- **Given exercise**: Each line containing the word "TREE" must be reported.

Extracted records
——————————
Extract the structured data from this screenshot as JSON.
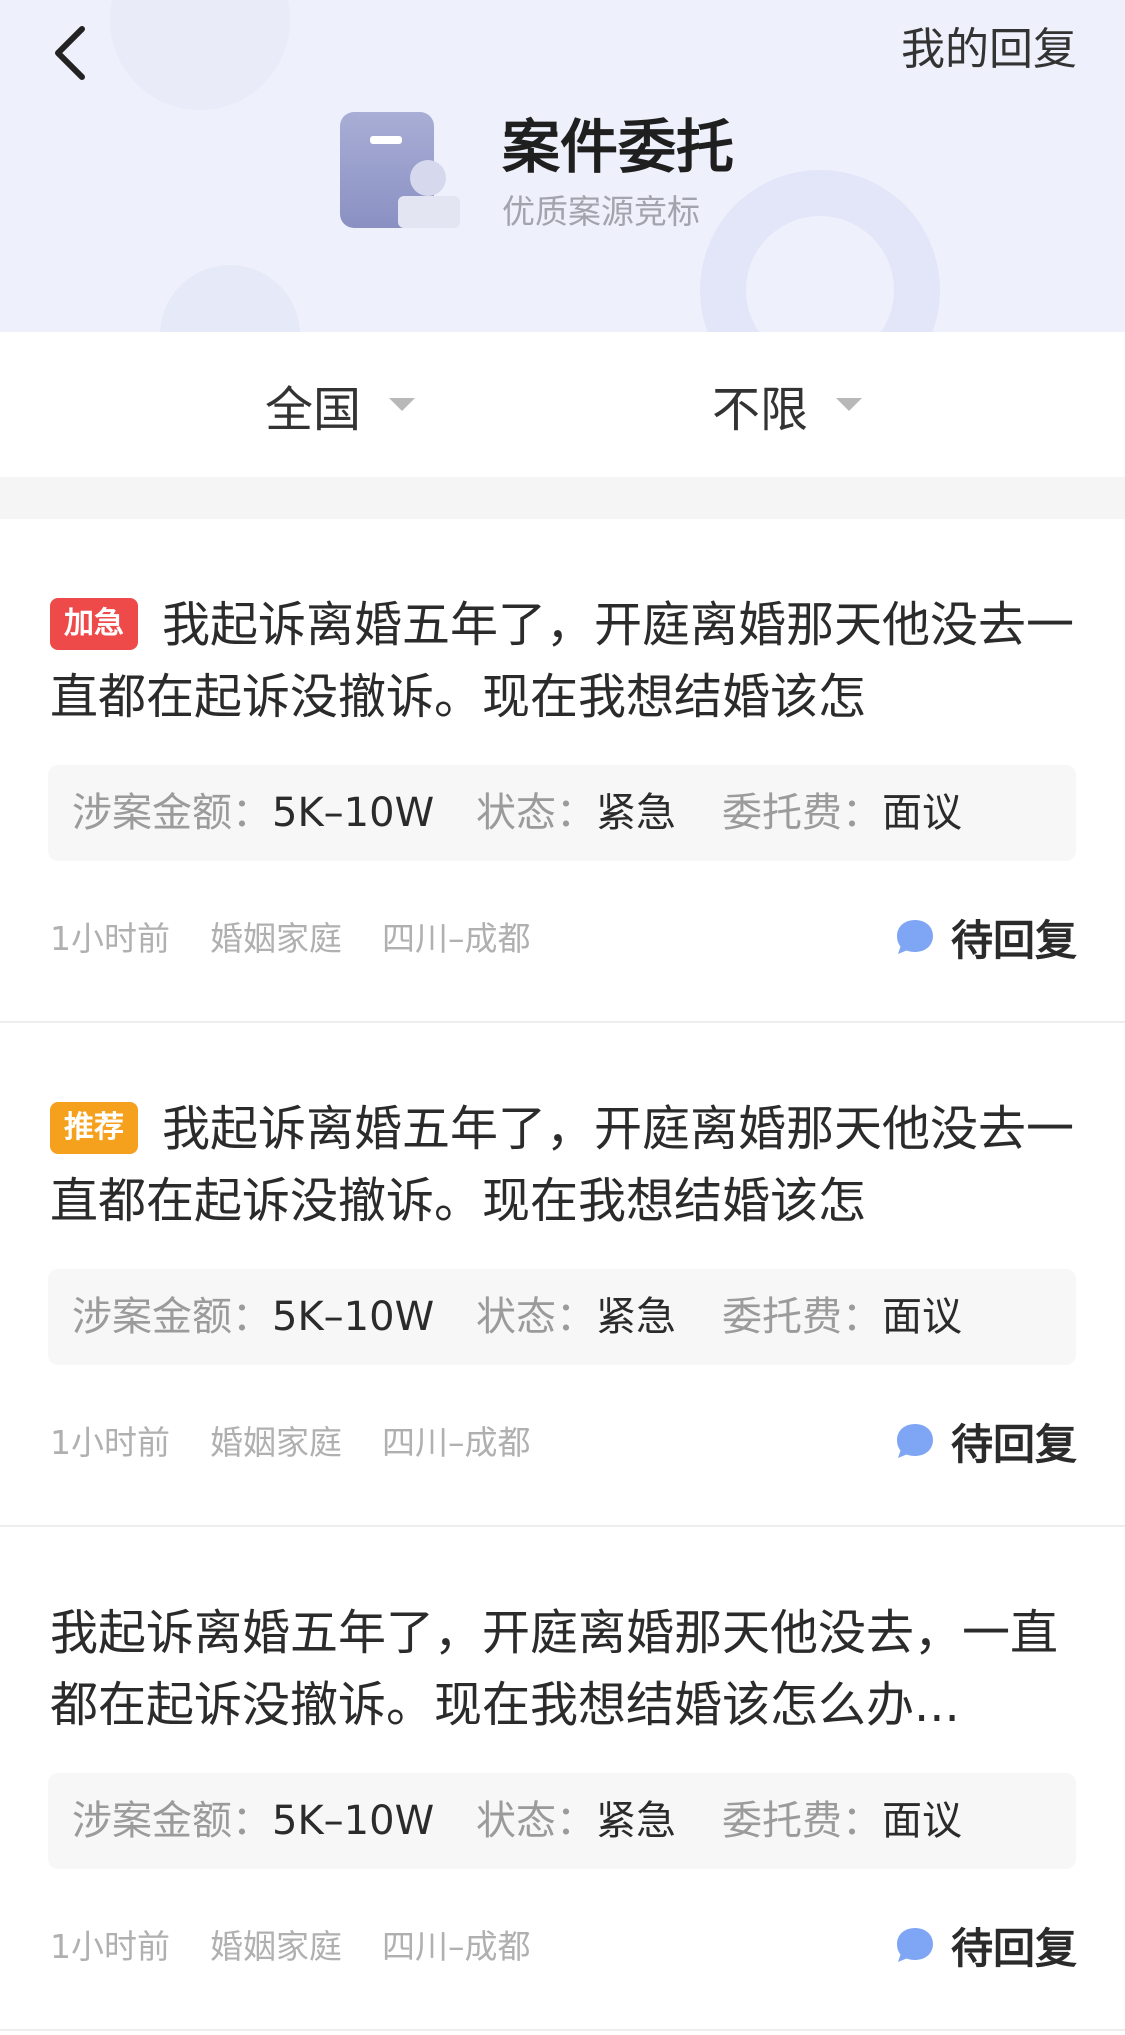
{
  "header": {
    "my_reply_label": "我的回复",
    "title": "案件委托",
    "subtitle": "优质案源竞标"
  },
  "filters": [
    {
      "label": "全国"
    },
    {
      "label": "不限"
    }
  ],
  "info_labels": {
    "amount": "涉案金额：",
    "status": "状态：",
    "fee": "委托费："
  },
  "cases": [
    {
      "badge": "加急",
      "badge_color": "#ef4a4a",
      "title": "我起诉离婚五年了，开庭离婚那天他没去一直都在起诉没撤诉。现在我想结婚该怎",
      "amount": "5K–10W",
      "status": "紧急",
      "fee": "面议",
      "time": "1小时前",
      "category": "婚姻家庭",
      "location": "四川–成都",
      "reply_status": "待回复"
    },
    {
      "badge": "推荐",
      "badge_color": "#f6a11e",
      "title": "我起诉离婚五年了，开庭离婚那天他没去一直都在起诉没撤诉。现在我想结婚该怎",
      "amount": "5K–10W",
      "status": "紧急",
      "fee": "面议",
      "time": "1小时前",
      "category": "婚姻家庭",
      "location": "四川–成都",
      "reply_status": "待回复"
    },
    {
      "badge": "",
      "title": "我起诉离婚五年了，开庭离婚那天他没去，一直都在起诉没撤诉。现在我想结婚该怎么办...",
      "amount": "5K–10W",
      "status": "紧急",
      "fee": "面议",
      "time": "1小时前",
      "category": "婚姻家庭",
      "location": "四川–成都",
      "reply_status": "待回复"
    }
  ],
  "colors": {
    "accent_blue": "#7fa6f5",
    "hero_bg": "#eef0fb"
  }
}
——————————
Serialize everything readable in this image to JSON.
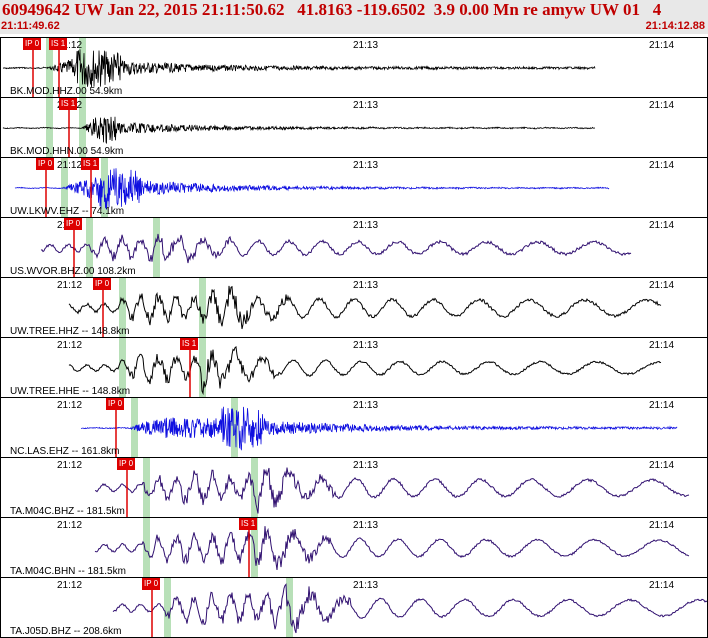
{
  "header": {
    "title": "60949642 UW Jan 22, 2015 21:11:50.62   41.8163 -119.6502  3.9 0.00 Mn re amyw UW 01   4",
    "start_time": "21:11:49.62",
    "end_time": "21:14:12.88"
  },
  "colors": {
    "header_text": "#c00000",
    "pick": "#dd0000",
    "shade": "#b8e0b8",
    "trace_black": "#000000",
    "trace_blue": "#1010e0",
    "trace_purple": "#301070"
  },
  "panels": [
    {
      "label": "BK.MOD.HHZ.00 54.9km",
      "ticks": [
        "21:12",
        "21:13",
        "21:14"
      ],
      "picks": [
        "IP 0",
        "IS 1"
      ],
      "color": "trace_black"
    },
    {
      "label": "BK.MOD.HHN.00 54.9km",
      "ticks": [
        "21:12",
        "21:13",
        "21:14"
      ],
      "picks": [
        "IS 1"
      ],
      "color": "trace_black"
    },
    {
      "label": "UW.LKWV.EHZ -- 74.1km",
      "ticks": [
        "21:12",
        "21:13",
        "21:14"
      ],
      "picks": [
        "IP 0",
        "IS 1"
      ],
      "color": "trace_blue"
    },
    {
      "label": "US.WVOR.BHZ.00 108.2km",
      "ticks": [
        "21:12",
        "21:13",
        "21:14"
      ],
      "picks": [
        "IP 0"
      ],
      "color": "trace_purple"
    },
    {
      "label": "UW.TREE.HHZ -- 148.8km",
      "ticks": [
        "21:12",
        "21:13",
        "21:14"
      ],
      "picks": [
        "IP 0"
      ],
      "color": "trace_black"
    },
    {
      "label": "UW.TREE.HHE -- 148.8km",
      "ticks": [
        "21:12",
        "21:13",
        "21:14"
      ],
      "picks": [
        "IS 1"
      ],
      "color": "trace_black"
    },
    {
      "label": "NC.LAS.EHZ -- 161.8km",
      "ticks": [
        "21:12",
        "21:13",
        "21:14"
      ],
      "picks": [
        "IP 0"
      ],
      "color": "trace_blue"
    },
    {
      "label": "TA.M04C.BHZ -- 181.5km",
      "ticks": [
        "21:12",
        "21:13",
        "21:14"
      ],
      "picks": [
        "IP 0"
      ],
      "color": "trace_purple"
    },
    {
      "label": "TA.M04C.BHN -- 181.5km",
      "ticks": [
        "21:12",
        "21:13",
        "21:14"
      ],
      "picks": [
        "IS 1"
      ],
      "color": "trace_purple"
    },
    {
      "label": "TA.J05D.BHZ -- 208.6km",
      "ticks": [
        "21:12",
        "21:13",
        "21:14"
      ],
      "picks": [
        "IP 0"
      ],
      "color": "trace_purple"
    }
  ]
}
——————————
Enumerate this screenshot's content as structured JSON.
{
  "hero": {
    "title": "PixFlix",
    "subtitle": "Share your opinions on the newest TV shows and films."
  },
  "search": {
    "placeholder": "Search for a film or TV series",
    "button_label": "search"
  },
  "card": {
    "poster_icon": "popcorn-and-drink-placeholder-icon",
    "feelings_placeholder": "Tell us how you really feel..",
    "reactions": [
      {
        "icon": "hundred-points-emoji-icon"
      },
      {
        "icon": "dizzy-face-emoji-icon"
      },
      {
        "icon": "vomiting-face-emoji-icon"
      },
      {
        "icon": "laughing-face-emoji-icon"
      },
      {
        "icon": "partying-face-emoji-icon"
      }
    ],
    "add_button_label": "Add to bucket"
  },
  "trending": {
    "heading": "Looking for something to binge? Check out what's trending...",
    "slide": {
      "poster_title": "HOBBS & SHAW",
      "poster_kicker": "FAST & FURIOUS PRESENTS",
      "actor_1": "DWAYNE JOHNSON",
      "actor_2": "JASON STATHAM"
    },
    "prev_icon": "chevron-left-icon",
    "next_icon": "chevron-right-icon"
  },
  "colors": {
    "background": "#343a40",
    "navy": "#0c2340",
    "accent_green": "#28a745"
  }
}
——————————
- **Exercise output**:
      "label": "UW.TREE.HHZ -- 148.8km",
      "label": "UW.TREE.HHE -- 148.8km",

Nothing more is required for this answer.